TEXTO MOSTRADO:
□ □ □ □ □

Hubo de sofocar la rebelión el monarca con mercaderes y la baja nobleza que todavía estaba de su lado, acabando de manera brutal y despiadada con los levantiscos nobles conspiradores, y de entre ellos con el valido y privilegiado de su madre Juan Alfonso de Alburquerque.

Con estos hechos consolidaba el controvertido soberano sus sobrenombres de “el Cruel” o “el Justiciero” dependiendo del juicio del juglar que narrase la crónica del alzamiento en la plaza del pueblo. Pero como quiera que fuere contada esta historia, siempre acababa con Enrique huyendo a refugiarse a Francia, y sin embargo este no fue su final porque cuando Pedro I se enfrentó a Pedro IV declarando la guerra a  Aragón, conocida por el nombre de “La Guerra de los dos Pedros” que duró de 1336 a 13339, utilizando como pretexto un incidente naval entre la flota aragonesa y naves genovesas, Enrique de Trastámara luchó junto a Pedro IV obteniendo victorias significativas como la de “La batalla de Araviana”,  debilitando con ello enormemente la posición de su hermanastro y fortaleciendo la suya en su pugna por el trono castellano.

□ □ □ □ □

MATERIAL PROPORCIONADO:
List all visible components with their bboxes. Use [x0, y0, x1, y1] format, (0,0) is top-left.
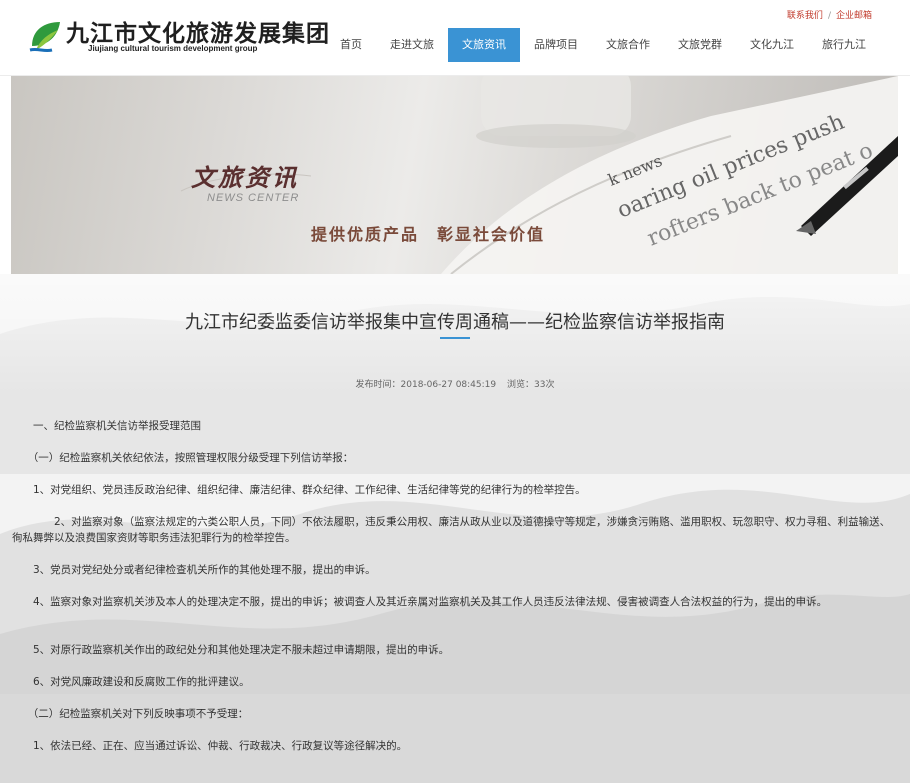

□ □ □ □ □

EJERCICIOS:
1. Responde a las siguientes preguntas según el texto sobre Pedro I:
(a) ¿Con quiénes sofocó el monarca la rebelión?
(b) ¿Qué sobrenombres se atribuían al soberano?
(c) ¿Qué pretexto se utilizó para la guerra contra Aragón?
2. Transcribe del texto sobre Pedro I el fragmento que va desde "Hubo de sofocar" hasta "Alfonso de Alburquerque.", ambos incluidos.

RESPUESTAS POR EJERCICIO:
1.
(a) Con mercaderes y la baja nobleza que todavía estaba de su lado.
(b) "El Cruel" o "el Justiciero".
(c) Un incidente naval entre la flota aragonesa y naves genovesas.

2.
Hubo de sofocar la rebelión el monarca con mercaderes y la baja nobleza que todavía estaba de su lado, acabando de manera brutal y despiadada con los levantiscos nobles conspiradores, y de entre ellos con el valido y privilegiado de su madre Juan Alfonso de Alburquerque.